练习目标. 修改下列全部记录：把其中的“schematic circuit diagram”一律换成“circuit schematic”，其余内容保持原样。答案中不要包含图片。

数据记录.
● ● ●
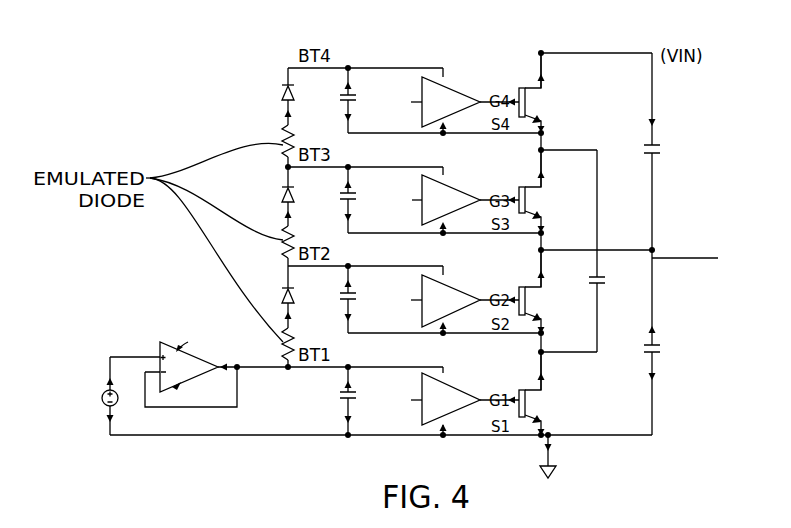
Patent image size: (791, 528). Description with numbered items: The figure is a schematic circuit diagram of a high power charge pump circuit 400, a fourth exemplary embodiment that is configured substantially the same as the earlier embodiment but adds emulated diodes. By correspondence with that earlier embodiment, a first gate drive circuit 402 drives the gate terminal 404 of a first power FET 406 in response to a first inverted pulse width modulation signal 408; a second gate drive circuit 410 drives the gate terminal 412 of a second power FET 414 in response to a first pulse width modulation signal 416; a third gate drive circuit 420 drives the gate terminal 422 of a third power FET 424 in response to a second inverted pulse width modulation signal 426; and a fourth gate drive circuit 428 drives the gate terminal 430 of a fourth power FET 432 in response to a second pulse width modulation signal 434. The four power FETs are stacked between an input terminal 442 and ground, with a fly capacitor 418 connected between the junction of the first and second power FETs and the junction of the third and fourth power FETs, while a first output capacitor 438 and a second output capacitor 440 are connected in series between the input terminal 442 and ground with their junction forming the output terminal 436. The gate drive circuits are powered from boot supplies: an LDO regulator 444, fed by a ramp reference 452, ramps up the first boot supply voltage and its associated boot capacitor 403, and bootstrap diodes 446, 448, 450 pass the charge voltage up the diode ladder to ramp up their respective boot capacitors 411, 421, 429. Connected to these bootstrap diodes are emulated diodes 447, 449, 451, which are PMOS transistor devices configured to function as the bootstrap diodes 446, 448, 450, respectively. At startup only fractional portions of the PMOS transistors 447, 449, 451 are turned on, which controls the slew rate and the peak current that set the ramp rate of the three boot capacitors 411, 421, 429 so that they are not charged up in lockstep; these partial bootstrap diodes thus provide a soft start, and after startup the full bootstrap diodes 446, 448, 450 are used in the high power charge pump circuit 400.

The high power charge pump circuit 400 is at (650, 26).
The gate driver amplifier 402 is at (452, 392).
The boot capacitor 403 is at (352, 392).
The switch transistor 404 is at (518, 390).
The drain connection 406 is at (542, 382).
The ground rail / PWMN input 408 is at (392, 420).
The gate driver amplifier 410 is at (452, 292).
The boot capacitor 411 is at (352, 293).
The switch transistor 412 is at (518, 287).
The drain connection 414 is at (541, 282).
The PWM input 416 is at (388, 320).
The flying capacitor C1 418 is at (600, 285).
The gate driver amplifier 420 is at (452, 192).
The boot capacitor 421 is at (352, 193).
The switch transistor 422 is at (518, 187).
The drain connection 424 is at (541, 182).
The PWMN input 426 is at (388, 218).
The gate driver amplifier 428 is at (452, 92).
The boot capacitor 429 is at (352, 94).
The switch transistor 430 is at (518, 88).
The drain connection to VIN 432 is at (545, 80).
The PWM input 434 is at (388, 120).
The output node VOUT 436 is at (655, 259).
The capacitor C4 438 is at (656, 143).
The capacitor C3 440 is at (656, 340).
The input node VIN 442 is at (543, 51).
The LDO regulator 444 is at (158, 342).
The bootstrap diode 446 is at (284, 293).
The emulated diode 447 is at (291, 333).
The bootstrap diode 448 is at (284, 207).
The emulated diode 449 is at (291, 232).
The bootstrap diode 450 is at (285, 104).
The emulated diode 451 is at (291, 142).
The ramp reference source 452 is at (101, 404).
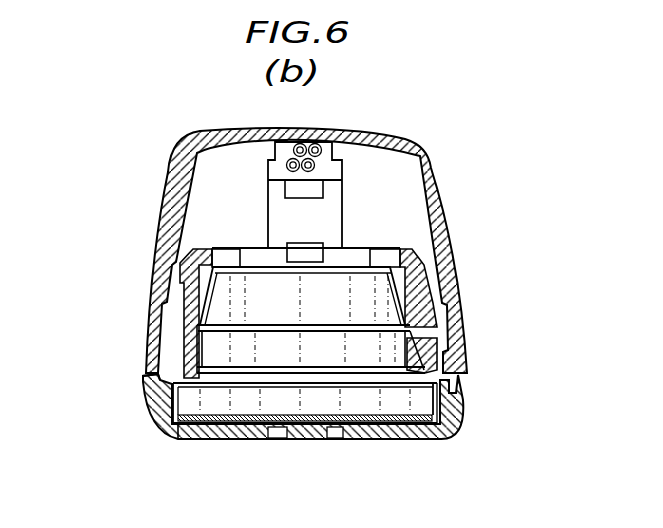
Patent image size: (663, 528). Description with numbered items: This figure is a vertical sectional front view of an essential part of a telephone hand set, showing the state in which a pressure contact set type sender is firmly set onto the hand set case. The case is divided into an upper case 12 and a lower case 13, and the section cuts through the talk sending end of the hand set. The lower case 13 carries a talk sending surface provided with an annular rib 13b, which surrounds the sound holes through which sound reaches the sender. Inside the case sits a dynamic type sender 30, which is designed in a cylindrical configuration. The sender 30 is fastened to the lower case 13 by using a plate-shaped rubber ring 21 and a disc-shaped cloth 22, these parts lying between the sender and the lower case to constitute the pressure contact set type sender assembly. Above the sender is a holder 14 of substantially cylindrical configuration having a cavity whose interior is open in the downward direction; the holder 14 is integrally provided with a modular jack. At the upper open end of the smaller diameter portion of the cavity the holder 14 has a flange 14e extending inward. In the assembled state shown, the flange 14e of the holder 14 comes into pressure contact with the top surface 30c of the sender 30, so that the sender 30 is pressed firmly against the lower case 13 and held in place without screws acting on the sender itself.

The upper case 12 is at (462, 209).
The lower case 13 is at (464, 445).
The annular rib 13b is at (147, 375).
The holder 14 is at (183, 255).
The flange 14e is at (219, 256).
The plate-shaped rubber ring 21 is at (183, 439).
The disc-shaped cloth 22 is at (322, 423).
The dynamic type sender 30 is at (243, 412).
The top surface 30c is at (258, 266).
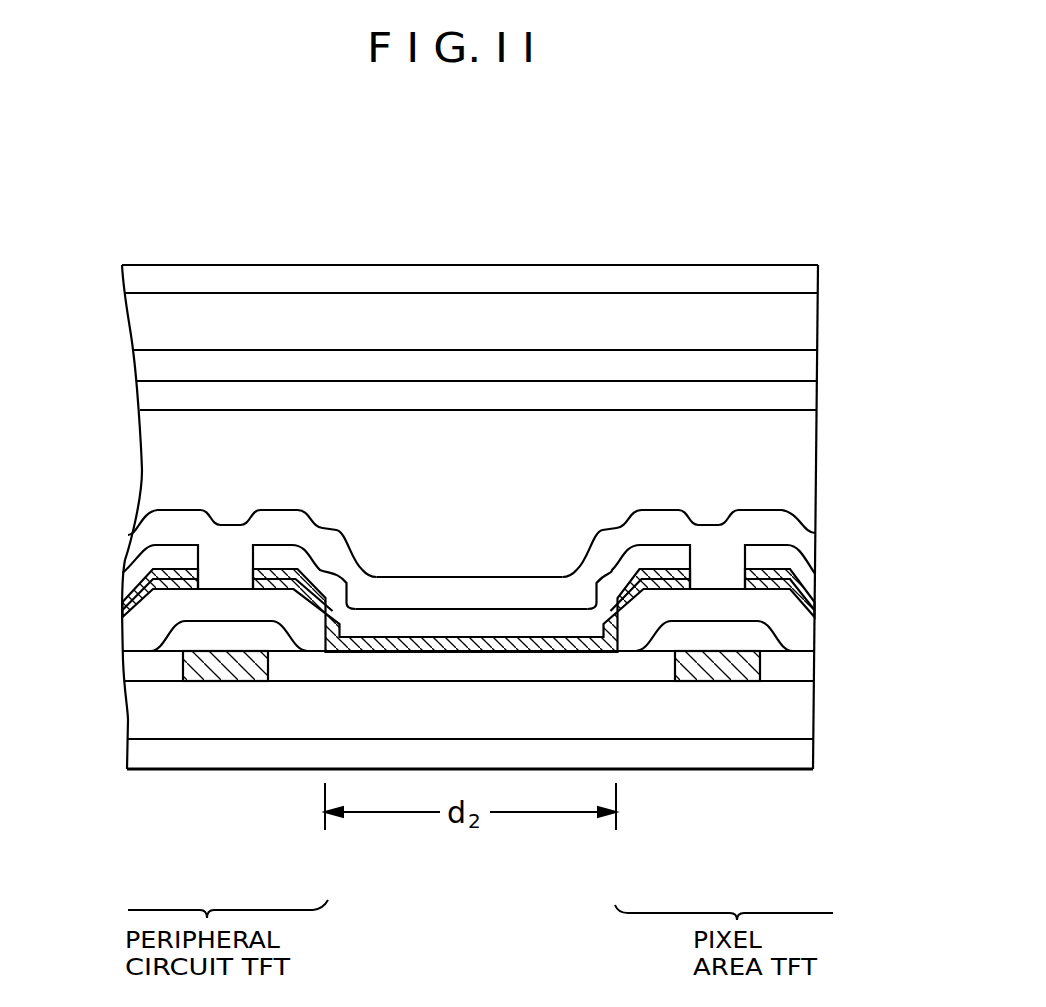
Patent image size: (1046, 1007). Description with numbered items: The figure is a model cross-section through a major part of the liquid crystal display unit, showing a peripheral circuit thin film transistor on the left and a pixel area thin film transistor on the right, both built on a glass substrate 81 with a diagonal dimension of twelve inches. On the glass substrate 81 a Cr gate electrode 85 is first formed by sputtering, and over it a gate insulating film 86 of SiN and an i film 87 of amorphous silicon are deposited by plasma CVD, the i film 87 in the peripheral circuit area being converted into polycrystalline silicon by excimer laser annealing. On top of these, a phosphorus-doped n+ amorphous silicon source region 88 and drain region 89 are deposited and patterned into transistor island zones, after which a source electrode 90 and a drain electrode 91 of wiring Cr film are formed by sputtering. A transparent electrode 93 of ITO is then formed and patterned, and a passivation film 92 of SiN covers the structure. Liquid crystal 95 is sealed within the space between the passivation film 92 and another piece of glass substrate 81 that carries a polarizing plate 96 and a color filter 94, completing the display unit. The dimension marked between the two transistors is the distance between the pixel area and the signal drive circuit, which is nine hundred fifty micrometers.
● ● ●
例题解答.
Patent image size: (791, 528). Description with numbered items: The figure is a circuit schematic of a high power charge pump circuit 400, a fourth exemplary embodiment that is configured substantially the same as the earlier embodiment but adds emulated diodes. By correspondence with that earlier embodiment, a first gate drive circuit 402 drives the gate terminal 404 of a first power FET 406 in response to a first inverted pulse width modulation signal 408; a second gate drive circuit 410 drives the gate terminal 412 of a second power FET 414 in response to a first pulse width modulation signal 416; a third gate drive circuit 420 drives the gate terminal 422 of a third power FET 424 in response to a second inverted pulse width modulation signal 426; and a fourth gate drive circuit 428 drives the gate terminal 430 of a fourth power FET 432 in response to a second pulse width modulation signal 434. The four power FETs are stacked between an input terminal 442 and ground, with a fly capacitor 418 connected between the junction of the first and second power FETs and the junction of the third and fourth power FETs, while a first output capacitor 438 and a second output capacitor 440 are connected in series between the input terminal 442 and ground with their junction forming the output terminal 436. The gate drive circuits are powered from boot supplies: an LDO regulator 444, fed by a ramp reference 452, ramps up the first boot supply voltage and its associated boot capacitor 403, and bootstrap diodes 446, 448, 450 pass the charge voltage up the diode ladder to ramp up their respective boot capacitors 411, 421, 429. Connected to these bootstrap diodes are emulated diodes 447, 449, 451, which are PMOS transistor devices configured to function as the bootstrap diodes 446, 448, 450, respectively. At startup only fractional portions of the PMOS transistors 447, 449, 451 are turned on, which controls the slew rate and the peak current that set the ramp rate of the three boot capacitors 411, 421, 429 so that they are not charged up in lockstep; these partial bootstrap diodes thus provide a soft start, and after startup the full bootstrap diodes 446, 448, 450 are used in the high power charge pump circuit 400.

The high power charge pump circuit 400 is at (650, 26).
The gate driver amplifier 402 is at (452, 392).
The boot capacitor 403 is at (352, 392).
The switch transistor 404 is at (518, 390).
The drain connection 406 is at (542, 382).
The ground rail / PWMN input 408 is at (392, 420).
The gate driver amplifier 410 is at (452, 292).
The boot capacitor 411 is at (352, 293).
The switch transistor 412 is at (518, 287).
The drain connection 414 is at (541, 282).
The PWM input 416 is at (388, 320).
The flying capacitor C1 418 is at (600, 285).
The gate driver amplifier 420 is at (452, 192).
The boot capacitor 421 is at (352, 193).
The switch transistor 422 is at (518, 187).
The drain connection 424 is at (541, 182).
The PWMN input 426 is at (388, 218).
The gate driver amplifier 428 is at (452, 92).
The boot capacitor 429 is at (352, 94).
The switch transistor 430 is at (518, 88).
The drain connection to VIN 432 is at (545, 80).
The PWM input 434 is at (388, 120).
The output node VOUT 436 is at (655, 259).
The capacitor C4 438 is at (656, 143).
The capacitor C3 440 is at (656, 340).
The input node VIN 442 is at (543, 51).
The LDO regulator 444 is at (158, 342).
The bootstrap diode 446 is at (284, 293).
The emulated diode 447 is at (291, 333).
The bootstrap diode 448 is at (284, 207).
The emulated diode 449 is at (291, 232).
The bootstrap diode 450 is at (285, 104).
The emulated diode 451 is at (291, 142).
The ramp reference source 452 is at (101, 404).
Patent image size: (663, 528). Description with numbered items: This figure is a vertical sectional front view of an essential part of a telephone hand set, showing the state in which a pressure contact set type sender is firmly set onto the hand set case. The case is divided into an upper case 12 and a lower case 13, and the section cuts through the talk sending end of the hand set. The lower case 13 carries a talk sending surface provided with an annular rib 13b, which surrounds the sound holes through which sound reaches the sender. Inside the case sits a dynamic type sender 30, which is designed in a cylindrical configuration. The sender 30 is fastened to the lower case 13 by using a plate-shaped rubber ring 21 and a disc-shaped cloth 22, these parts lying between the sender and the lower case to constitute the pressure contact set type sender assembly. Above the sender is a holder 14 of substantially cylindrical configuration having a cavity whose interior is open in the downward direction; the holder 14 is integrally provided with a modular jack. At the upper open end of the smaller diameter portion of the cavity the holder 14 has a flange 14e extending inward. In the assembled state shown, the flange 14e of the holder 14 comes into pressure contact with the top surface 30c of the sender 30, so that the sender 30 is pressed firmly against the lower case 13 and held in place without screws acting on the sender itself.

The upper case 12 is at (462, 209).
The lower case 13 is at (464, 445).
The annular rib 13b is at (147, 375).
The holder 14 is at (183, 255).
The flange 14e is at (219, 256).
The plate-shaped rubber ring 21 is at (183, 439).
The disc-shaped cloth 22 is at (322, 423).
The dynamic type sender 30 is at (243, 412).
The top surface 30c is at (258, 266).
Patent image size: (1046, 1007). Description with numbered items: The figure is a model cross-section through a major part of the liquid crystal display unit, showing a peripheral circuit thin film transistor on the left and a pixel area thin film transistor on the right, both built on a glass substrate 81 with a diagonal dimension of twelve inches. On the glass substrate 81 a Cr gate electrode 85 is first formed by sputtering, and over it a gate insulating film 86 of SiN and an i film 87 of amorphous silicon are deposited by plasma CVD, the i film 87 in the peripheral circuit area being converted into polycrystalline silicon by excimer laser annealing. On top of these, a phosphorus-doped n+ amorphous silicon source region 88 and drain region 89 are deposited and patterned into transistor island zones, after which a source electrode 90 and a drain electrode 91 of wiring Cr film are formed by sputtering. A transparent electrode 93 of ITO is then formed and patterned, and a passivation film 92 of SiN covers the structure. Liquid crystal 95 is sealed within the space between the passivation film 92 and another piece of glass substrate 81 that carries a polarizing plate 96 and a color filter 94, completing the display unit. The dimension marked between the two transistors is the distance between the pixel area and the signal drive circuit, which is nine hundred fifty micrometers.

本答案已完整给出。